REQUEST: Your job is to restate each entry word for word.

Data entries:
──────
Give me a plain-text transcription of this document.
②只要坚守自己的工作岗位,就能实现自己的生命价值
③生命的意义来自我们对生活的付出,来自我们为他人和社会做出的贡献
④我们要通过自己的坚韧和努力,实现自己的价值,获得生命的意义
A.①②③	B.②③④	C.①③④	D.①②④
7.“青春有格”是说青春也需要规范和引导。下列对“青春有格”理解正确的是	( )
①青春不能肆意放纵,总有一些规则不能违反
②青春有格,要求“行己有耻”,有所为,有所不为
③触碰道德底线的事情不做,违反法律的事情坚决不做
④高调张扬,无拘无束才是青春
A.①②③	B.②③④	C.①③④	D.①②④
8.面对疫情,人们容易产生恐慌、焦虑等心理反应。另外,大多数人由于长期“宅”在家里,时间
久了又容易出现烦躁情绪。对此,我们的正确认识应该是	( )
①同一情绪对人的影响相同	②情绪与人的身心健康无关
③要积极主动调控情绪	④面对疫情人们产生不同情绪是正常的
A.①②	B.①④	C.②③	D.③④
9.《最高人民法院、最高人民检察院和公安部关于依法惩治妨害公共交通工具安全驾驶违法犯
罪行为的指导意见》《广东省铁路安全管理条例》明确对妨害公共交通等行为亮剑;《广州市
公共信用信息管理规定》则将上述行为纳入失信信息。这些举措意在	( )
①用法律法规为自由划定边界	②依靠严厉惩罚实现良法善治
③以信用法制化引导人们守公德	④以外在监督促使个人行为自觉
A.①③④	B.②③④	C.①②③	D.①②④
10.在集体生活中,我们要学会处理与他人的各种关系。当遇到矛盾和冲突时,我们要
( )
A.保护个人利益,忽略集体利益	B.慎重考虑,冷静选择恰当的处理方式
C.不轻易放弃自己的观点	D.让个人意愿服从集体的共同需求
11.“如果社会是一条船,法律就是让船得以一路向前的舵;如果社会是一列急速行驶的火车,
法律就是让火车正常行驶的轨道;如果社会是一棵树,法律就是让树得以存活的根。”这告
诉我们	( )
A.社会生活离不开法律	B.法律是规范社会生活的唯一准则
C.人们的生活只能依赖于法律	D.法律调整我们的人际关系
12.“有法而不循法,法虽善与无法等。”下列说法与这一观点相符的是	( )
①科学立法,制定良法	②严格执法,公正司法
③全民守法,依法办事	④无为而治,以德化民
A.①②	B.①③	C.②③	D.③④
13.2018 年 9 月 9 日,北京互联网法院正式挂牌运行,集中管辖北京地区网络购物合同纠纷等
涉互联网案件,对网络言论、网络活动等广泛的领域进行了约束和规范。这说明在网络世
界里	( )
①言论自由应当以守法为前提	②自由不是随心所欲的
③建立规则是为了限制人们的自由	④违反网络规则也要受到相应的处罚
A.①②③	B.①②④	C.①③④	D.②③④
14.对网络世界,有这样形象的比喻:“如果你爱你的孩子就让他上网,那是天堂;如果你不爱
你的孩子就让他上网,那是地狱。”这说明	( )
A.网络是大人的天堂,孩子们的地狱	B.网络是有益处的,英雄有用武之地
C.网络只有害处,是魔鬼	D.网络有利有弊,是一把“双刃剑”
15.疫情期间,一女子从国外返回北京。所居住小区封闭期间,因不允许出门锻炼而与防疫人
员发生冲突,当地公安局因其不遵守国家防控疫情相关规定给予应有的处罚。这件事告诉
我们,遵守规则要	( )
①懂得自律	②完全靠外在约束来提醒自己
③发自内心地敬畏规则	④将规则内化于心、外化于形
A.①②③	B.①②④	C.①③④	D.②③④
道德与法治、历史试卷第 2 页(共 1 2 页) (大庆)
──────
EXERCISE RESULT:
Give me a plain-text transcription of this document.
②只要坚守自己的工作岗位,就能实现自己的生命价值
③生命的意义来自我们对生活的付出,来自我们为他人和社会做出的贡献
④我们要通过自己的坚韧和努力,实现自己的价值,获得生命的意义
A.①②③	B.②③④	C.①③④	D.①②④
7.“青春有格”是说青春也需要规范和引导。下列对“青春有格”理解正确的是	( )
①青春不能肆意放纵,总有一些规则不能违反
②青春有格,要求“行己有耻”,有所为,有所不为
③触碰道德底线的事情不做,违反法律的事情坚决不做
④高调张扬,无拘无束才是青春
A.①②③	B.②③④	C.①③④	D.①②④
8.面对疫情,人们容易产生恐慌、焦虑等心理反应。另外,大多数人由于长期“宅”在家里,时间
久了又容易出现烦躁情绪。对此,我们的正确认识应该是	( )
①同一情绪对人的影响相同	②情绪与人的身心健康无关
③要积极主动调控情绪	④面对疫情人们产生不同情绪是正常的
A.①②	B.①④	C.②③	D.③④
9.《最高人民法院、最高人民检察院和公安部关于依法惩治妨害公共交通工具安全驾驶违法犯
罪行为的指导意见》《广东省铁路安全管理条例》明确对妨害公共交通等行为亮剑;《广州市
公共信用信息管理规定》则将上述行为纳入失信信息。这些举措意在	( )
①用法律法规为自由划定边界	②依靠严厉惩罚实现良法善治
③以信用法制化引导人们守公德	④以外在监督促使个人行为自觉
A.①③④	B.②③④	C.①②③	D.①②④
10.在集体生活中,我们要学会处理与他人的各种关系。当遇到矛盾和冲突时,我们要
( )
A.保护个人利益,忽略集体利益	B.慎重考虑,冷静选择恰当的处理方式
C.不轻易放弃自己的观点	D.让个人意愿服从集体的共同需求
11.“如果社会是一条船,法律就是让船得以一路向前的舵;如果社会是一列急速行驶的火车,
法律就是让火车正常行驶的轨道;如果社会是一棵树,法律就是让树得以存活的根。”这告
诉我们	( )
A.社会生活离不开法律	B.法律是规范社会生活的唯一准则
C.人们的生活只能依赖于法律	D.法律调整我们的人际关系
12.“有法而不循法,法虽善与无法等。”下列说法与这一观点相符的是	( )
①科学立法,制定良法	②严格执法,公正司法
③全民守法,依法办事	④无为而治,以德化民
A.①②	B.①③	C.②③	D.③④
13.2018 年 9 月 9 日,北京互联网法院正式挂牌运行,集中管辖北京地区网络购物合同纠纷等
涉互联网案件,对网络言论、网络活动等广泛的领域进行了约束和规范。这说明在网络世
界里	( )
①言论自由应当以守法为前提	②自由不是随心所欲的
③建立规则是为了限制人们的自由	④违反网络规则也要受到相应的处罚
A.①②③	B.①②④	C.①③④	D.②③④
14.对网络世界,有这样形象的比喻:“如果你爱你的孩子就让他上网,那是天堂;如果你不爱
你的孩子就让他上网,那是地狱。”这说明	( )
A.网络是大人的天堂,孩子们的地狱	B.网络是有益处的,英雄有用武之地
C.网络只有害处,是魔鬼	D.网络有利有弊,是一把“双刃剑”
15.疫情期间,一女子从国外返回北京。所居住小区封闭期间,因不允许出门锻炼而与防疫人
员发生冲突,当地公安局因其不遵守国家防控疫情相关规定给予应有的处罚。这件事告诉
我们,遵守规则要	( )
①懂得自律	②完全靠外在约束来提醒自己
③发自内心地敬畏规则	④将规则内化于心、外化于形
A.①②③	B.①②④	C.①③④	D.②③④
道德与法治、历史试卷第 2 页(共 1 2 页) (大庆)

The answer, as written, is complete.